# What you need to do
Answer with a single number: the count of lines that hold "Minimum".

# The data
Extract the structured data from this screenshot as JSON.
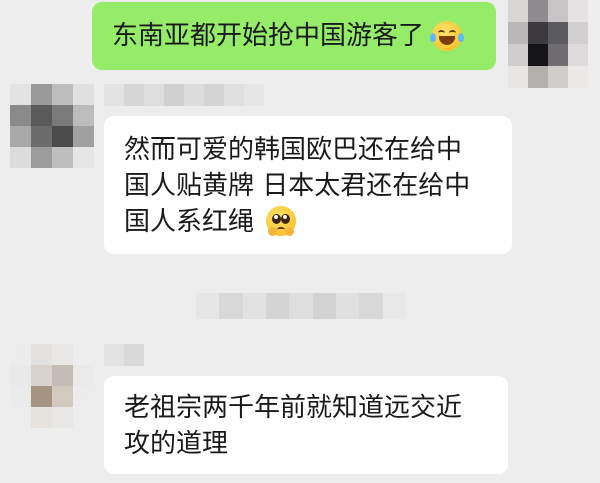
{
  "chat": {
    "messages": [
      {
        "direction": "sent",
        "lines": [
          "东南亚都开始抢中国游客了"
        ],
        "emoji": "face-with-tears-of-joy-icon"
      },
      {
        "direction": "received",
        "lines": [
          "然而可爱的韩国欧巴还在给中",
          "国人贴黄牌 日本太君还在给中",
          "国人系红绳"
        ],
        "emoji": "pleading-face-icon"
      },
      {
        "direction": "received",
        "lines": [
          "老祖宗两千年前就知道远交近",
          "攻的道理"
        ]
      }
    ]
  },
  "colors": {
    "background": "#ededed",
    "sent_bubble": "#95ec69",
    "received_bubble": "#ffffff"
  }
}
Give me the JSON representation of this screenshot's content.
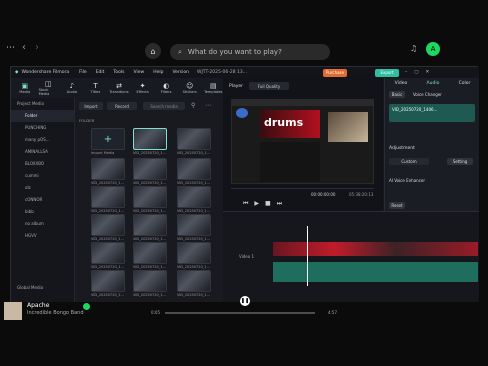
{
  "topbar": {
    "search_placeholder": "What do you want to play?"
  },
  "window": {
    "app_title": "Wondershare Filmora",
    "menu": [
      "File",
      "Edit",
      "Tools",
      "View",
      "Help",
      "Version"
    ],
    "project_name": "WJTT-2025-06-28 13...",
    "purchase_label": "Purchase",
    "export_label": "Export",
    "tools": [
      "Media",
      "Stock Media",
      "Audio",
      "Titles",
      "Transitions",
      "Effects",
      "Filters",
      "Stickers",
      "Templates"
    ],
    "sidebar": [
      "Project Media",
      "Folder",
      "PUNCHING",
      "many pOS...",
      "AMINALLSA",
      "BLOXXBO",
      "cummi",
      "olz",
      "cONNOR",
      "bibb",
      "no album",
      "HGVV",
      "Global Media"
    ],
    "media_toolbar": {
      "import": "Import",
      "record": "Record",
      "search": "Search media"
    },
    "folder_label": "FOLDER",
    "import_media": "Import Media",
    "clip_label": "VID_20250720_1...",
    "player": {
      "label": "Player",
      "quality": "Full Quality",
      "current_time": "00:00:00:00",
      "total_time": "05:38:20:13",
      "screen_title": "drums"
    },
    "props": {
      "tabs": [
        "Video",
        "Audio",
        "Color"
      ],
      "sub_tabs": [
        "Basic",
        "Voice Changer"
      ],
      "clip_name": "VID_20250720_1406...",
      "adjustment_label": "Adjustment",
      "custom_label": "Custom",
      "setting_label": "Setting",
      "ai_voice_label": "AI Voice Enhancer",
      "reset_label": "Reset"
    },
    "track_label": "Video 1"
  },
  "bottombar": {
    "track_title": "Apache",
    "artist": "Incredible Bongo Band",
    "time_elapsed": "0:05",
    "time_total": "4:57"
  }
}
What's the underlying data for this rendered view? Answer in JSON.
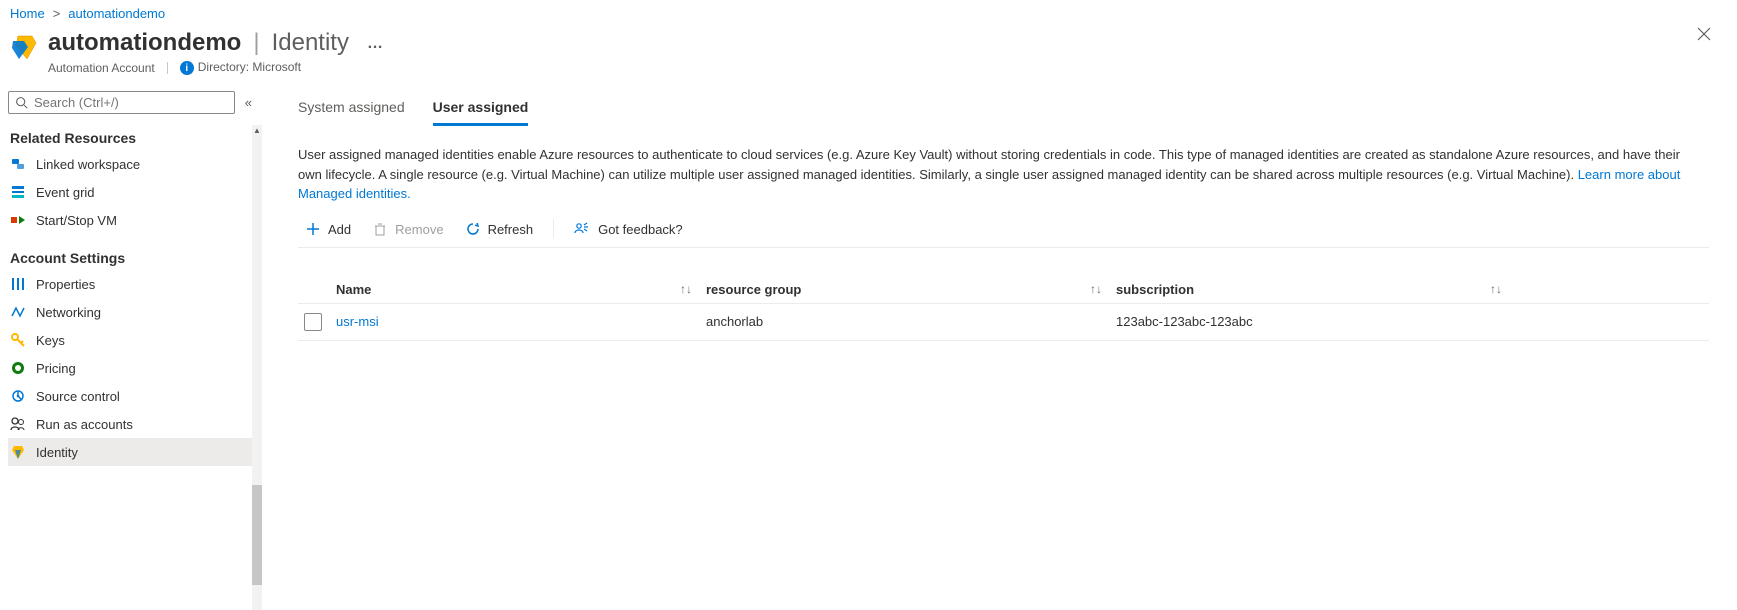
{
  "breadcrumb": {
    "home": "Home",
    "current": "automationdemo"
  },
  "header": {
    "resource_name": "automationdemo",
    "section_name": "Identity",
    "subtitle_type": "Automation Account",
    "directory_label": "Directory: Microsoft"
  },
  "search": {
    "placeholder": "Search (Ctrl+/)"
  },
  "sidebar": {
    "section_related": "Related Resources",
    "section_account": "Account Settings",
    "items_related": [
      {
        "label": "Linked workspace",
        "icon": "workspace-icon"
      },
      {
        "label": "Event grid",
        "icon": "eventgrid-icon"
      },
      {
        "label": "Start/Stop VM",
        "icon": "startstop-icon"
      }
    ],
    "items_account": [
      {
        "label": "Properties",
        "icon": "properties-icon"
      },
      {
        "label": "Networking",
        "icon": "networking-icon"
      },
      {
        "label": "Keys",
        "icon": "keys-icon"
      },
      {
        "label": "Pricing",
        "icon": "pricing-icon"
      },
      {
        "label": "Source control",
        "icon": "sourcecontrol-icon"
      },
      {
        "label": "Run as accounts",
        "icon": "runas-icon"
      },
      {
        "label": "Identity",
        "icon": "identity-icon",
        "selected": true
      }
    ]
  },
  "tabs": {
    "system": "System assigned",
    "user": "User assigned"
  },
  "description": {
    "text": "User assigned managed identities enable Azure resources to authenticate to cloud services (e.g. Azure Key Vault) without storing credentials in code. This type of managed identities are created as standalone Azure resources, and have their own lifecycle. A single resource (e.g. Virtual Machine) can utilize multiple user assigned managed identities. Similarly, a single user assigned managed identity can be shared across multiple resources (e.g. Virtual Machine). ",
    "link": "Learn more about Managed identities."
  },
  "toolbar": {
    "add": "Add",
    "remove": "Remove",
    "refresh": "Refresh",
    "feedback": "Got feedback?"
  },
  "table": {
    "columns": {
      "name": "Name",
      "rg": "resource group",
      "sub": "subscription"
    },
    "rows": [
      {
        "name": "usr-msi",
        "rg": "anchorlab",
        "sub": "123abc-123abc-123abc"
      }
    ]
  }
}
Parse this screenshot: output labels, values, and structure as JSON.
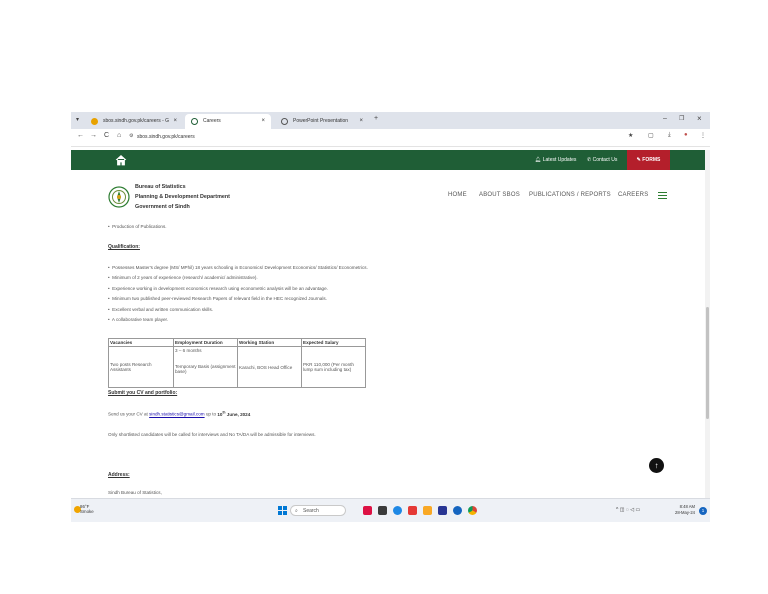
{
  "browser": {
    "tabs": [
      {
        "label": "sbos.sindh.gov.pk/careers - G",
        "close": "×"
      },
      {
        "label": "Careers",
        "close": "×"
      },
      {
        "label": "PowerPoint Presentation",
        "close": "×"
      }
    ],
    "new_tab": "+",
    "window_controls": {
      "minimize": "–",
      "restore": "❐",
      "close": "×"
    },
    "nav": {
      "back": "←",
      "forward": "→",
      "reload": "C",
      "home": "⌂"
    },
    "url": "sbos.sindh.gov.pk/careers",
    "toolbar_icons": [
      "★",
      "▢",
      "⤓",
      "●",
      "⋮"
    ]
  },
  "site": {
    "top_links": {
      "latest_updates": "Latest Updates",
      "contact_us": "Contact Us",
      "forms": "FORMS"
    },
    "org": {
      "line1": "Bureau of Statistics",
      "line2": "Planning & Development Department",
      "line3": "Government of Sindh"
    },
    "nav": [
      "HOME",
      "ABOUT SBOS",
      "PUBLICATIONS / REPORTS",
      "CAREERS"
    ],
    "content": {
      "prev_bullet": "Production of Publications.",
      "qualification_heading": "Qualification:",
      "qualifications": [
        "Possesses Master's degree (MS/ MPhil) 18 years schooling in Economics/ Development Economics/ Statistics/ Econometrics.",
        "Minimum of 2 years of experience (research/ academic/ administrative).",
        "Experience working in development economics research using econometric analysis will be an advantage.",
        "Minimum two published peer-reviewed Research Papers of relevant field in the HEC recognized Journals.",
        "Excellent verbal and written communication skills.",
        "A collaborative team player."
      ],
      "table": {
        "headers": [
          "Vacancies",
          "Employment Duration",
          "Working Station",
          "Expected Salary"
        ],
        "row": {
          "vacancies": "Two posts Research Assistants",
          "duration_1": "3 – 6 months",
          "duration_2": "Temporary Basis (assignment base)",
          "station": "Karachi, BOS Head Office",
          "salary": "PKR 110,000 (Per month lump sum including tax)"
        }
      },
      "submit_heading": "Submit you CV and portfolio:",
      "submit_prefix": "Send us your CV at ",
      "submit_email": "sindh.statistics@gmail.com",
      "submit_middle": " up to ",
      "submit_date_day": "10",
      "submit_date_sup": "th",
      "submit_date_rest": " June, 2024",
      "shortlist_note": "Only shortlisted candidates will be called for interviews and No TA/DA will be admissible for interviews.",
      "address_heading": "Address:",
      "address_line": "Sindh Bureau of Statistics,"
    },
    "scroll_top": "↑"
  },
  "taskbar": {
    "weather_temp": "86°F",
    "weather_desc": "Smoke",
    "search_placeholder": "Search",
    "time": "8:48 AM",
    "date": "28-May-24",
    "notification": "1"
  },
  "colors": {
    "site_green": "#1f5e36",
    "forms_red": "#b41f2b",
    "hamburger_green": "#2e7d32"
  }
}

# Finished exercise
2